● **Your task**: In your copy, repeat the records exactly and leave out the pictures.
## start
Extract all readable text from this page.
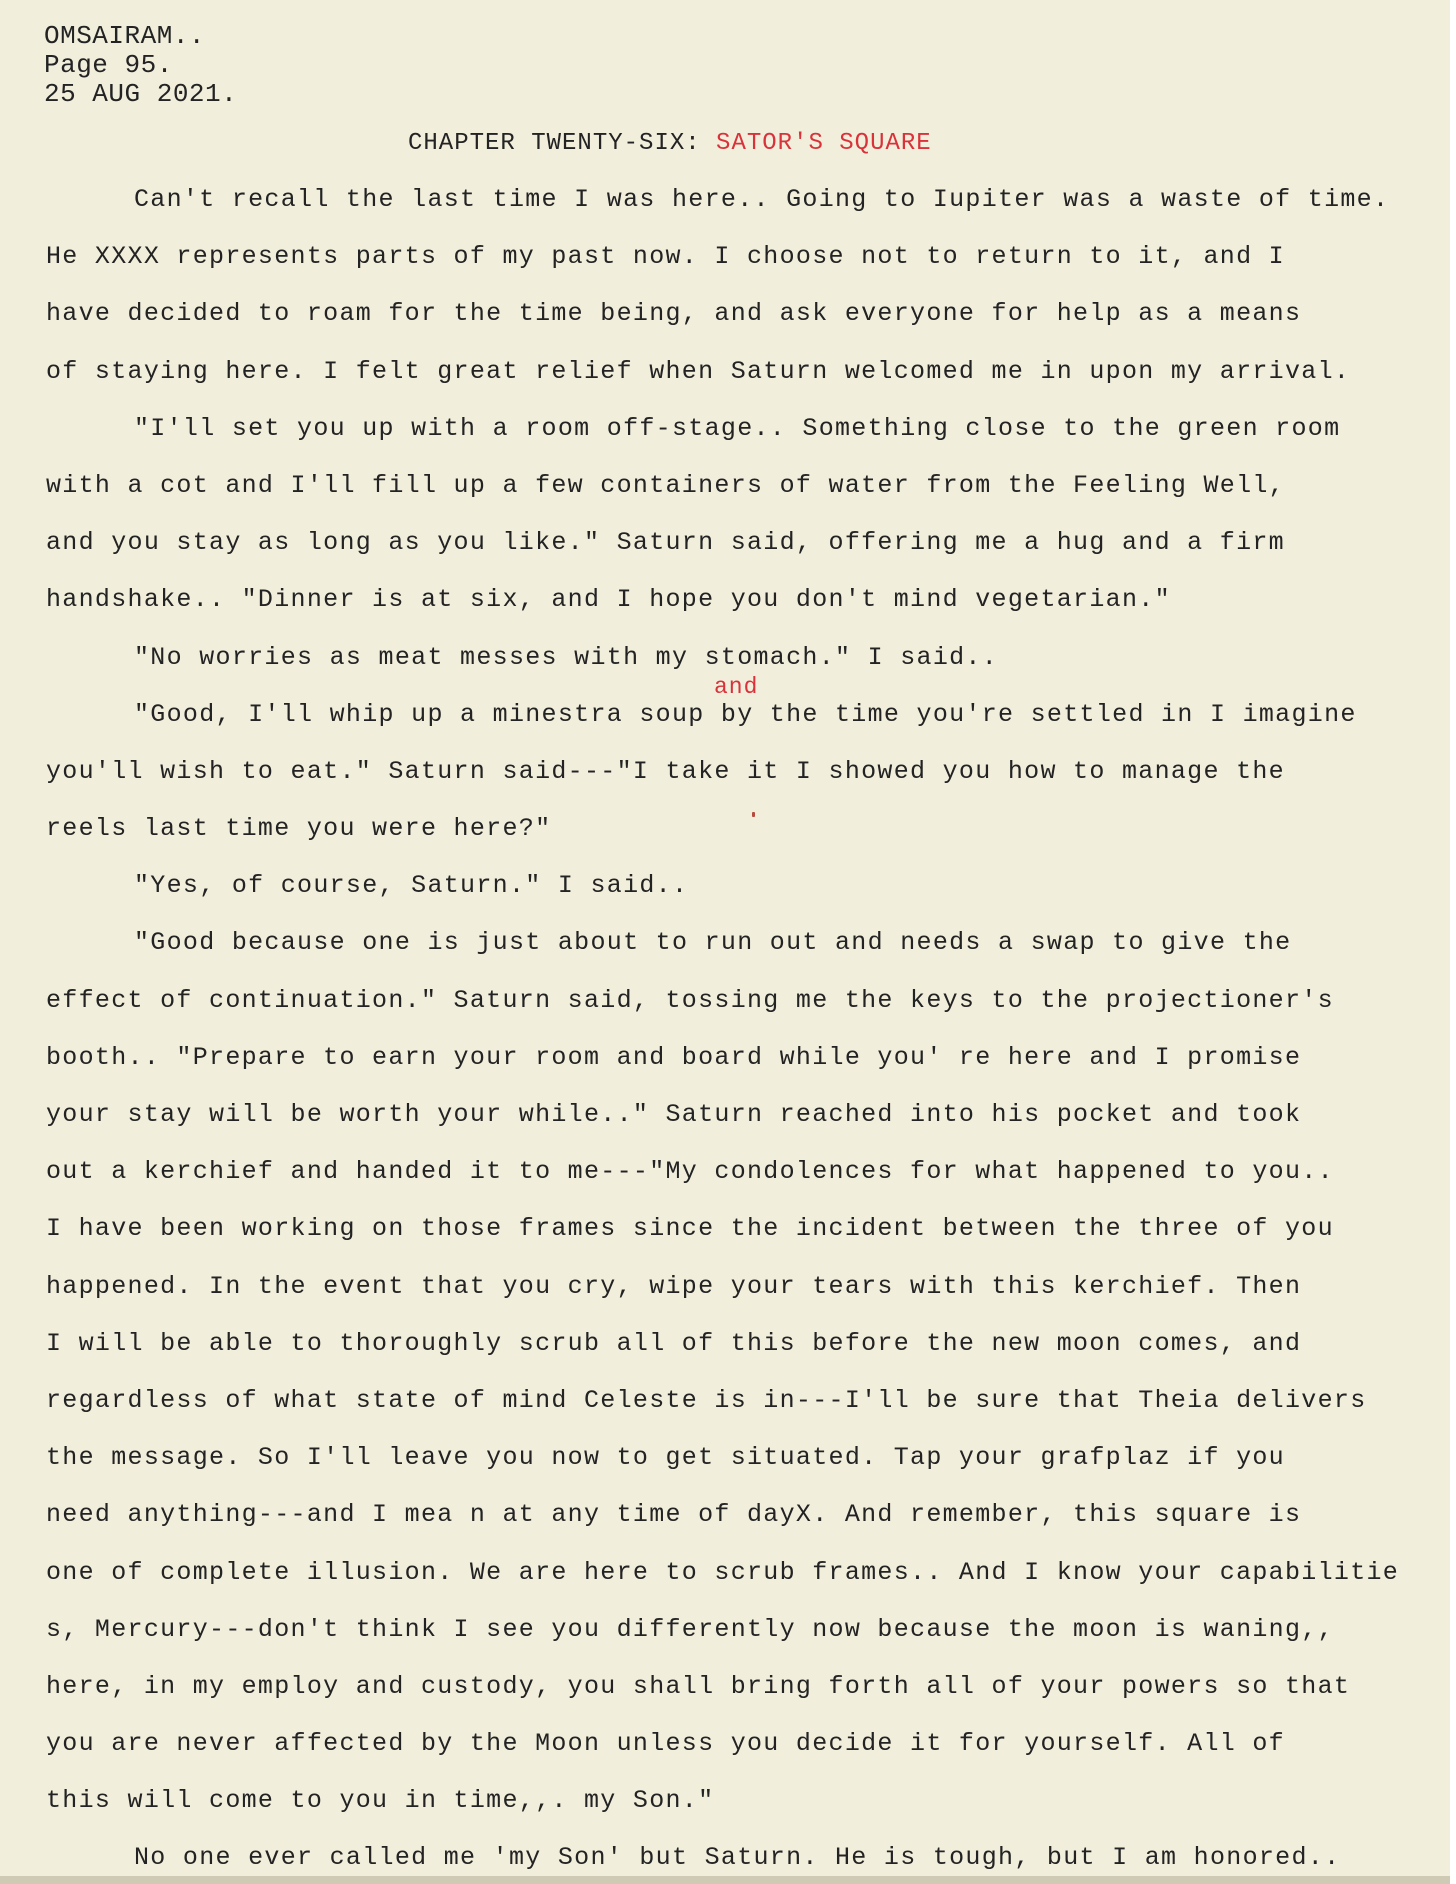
OMSAIRAM..
Page 95.
25 AUG 2021.
CHAPTER TWENTY-SIX: SATOR'S SQUARE
Can't recall the last time I was here.. Going to Iupiter was a waste of time.
He XXXX represents parts of my past now. I choose not to return to it, and I
have decided to roam for the time being, and ask everyone for help as a means
of staying here. I felt great relief when Saturn welcomed me in upon my arrival.
"I'll set you up with a room off-stage.. Something close to the green room
with a cot and I'll fill up a few containers of water from the Feeling Well,
and you stay as long as you like." Saturn said, offering me a hug and a firm
handshake.. "Dinner is at six, and I hope you don't mind vegetarian."
"No worries as meat messes with my stomach." I said..
and
"Good, I'll whip up a minestra soup by the time you're settled in I imagine
you'll wish to eat." Saturn said---"I take it I showed you how to manage the
reels last time you were here?"
"Yes, of course, Saturn." I said..
"Good because one is just about to run out and needs a swap to give the
effect of continuation." Saturn said, tossing me the keys to the projectioner's
booth.. "Prepare to earn your room and board while you' re here and I promise
your stay will be worth your while.." Saturn reached into his pocket and took
out a kerchief and handed it to me---"My condolences for what happened to you..
I have been working on those frames since the incident between the three of you
happened. In the event that you cry, wipe your tears with this kerchief. Then
I will be able to thoroughly scrub all of this before the new moon comes, and
regardless of what state of mind Celeste is in---I'll be sure that Theia delivers
the message. So I'll leave you now to get situated. Tap your grafplaz if you
need anything---and I mea n at any time of dayX. And remember, this square is
one of complete illusion. We are here to scrub frames.. And I know your capabilitie
s, Mercury---don't think I see you differently now because the moon is waning,,
here, in my employ and custody, you shall bring forth all of your powers so that
you are never affected by the Moon unless you decide it for yourself. All of
this will come to you in time,,. my Son."
No one ever called me 'my Son' but Saturn. He is tough, but I am honored..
## end
● **Reply to the task**:
Extract all readable text from this page.
OMSAIRAM..
Page 95.
25 AUG 2021.
CHAPTER TWENTY-SIX: SATOR'S SQUARE
Can't recall the last time I was here.. Going to Iupiter was a waste of time.
He XXXX represents parts of my past now. I choose not to return to it, and I
have decided to roam for the time being, and ask everyone for help as a means
of staying here. I felt great relief when Saturn welcomed me in upon my arrival.
"I'll set you up with a room off-stage.. Something close to the green room
with a cot and I'll fill up a few containers of water from the Feeling Well,
and you stay as long as you like." Saturn said, offering me a hug and a firm
handshake.. "Dinner is at six, and I hope you don't mind vegetarian."
"No worries as meat messes with my stomach." I said..
and
"Good, I'll whip up a minestra soup by the time you're settled in I imagine
you'll wish to eat." Saturn said---"I take it I showed you how to manage the
reels last time you were here?"
"Yes, of course, Saturn." I said..
"Good because one is just about to run out and needs a swap to give the
effect of continuation." Saturn said, tossing me the keys to the projectioner's
booth.. "Prepare to earn your room and board while you' re here and I promise
your stay will be worth your while.." Saturn reached into his pocket and took
out a kerchief and handed it to me---"My condolences for what happened to you..
I have been working on those frames since the incident between the three of you
happened. In the event that you cry, wipe your tears with this kerchief. Then
I will be able to thoroughly scrub all of this before the new moon comes, and
regardless of what state of mind Celeste is in---I'll be sure that Theia delivers
the message. So I'll leave you now to get situated. Tap your grafplaz if you
need anything---and I mea n at any time of dayX. And remember, this square is
one of complete illusion. We are here to scrub frames.. And I know your capabilitie
s, Mercury---don't think I see you differently now because the moon is waning,,
here, in my employ and custody, you shall bring forth all of your powers so that
you are never affected by the Moon unless you decide it for yourself. All of
this will come to you in time,,. my Son."
No one ever called me 'my Son' but Saturn. He is tough, but I am honored..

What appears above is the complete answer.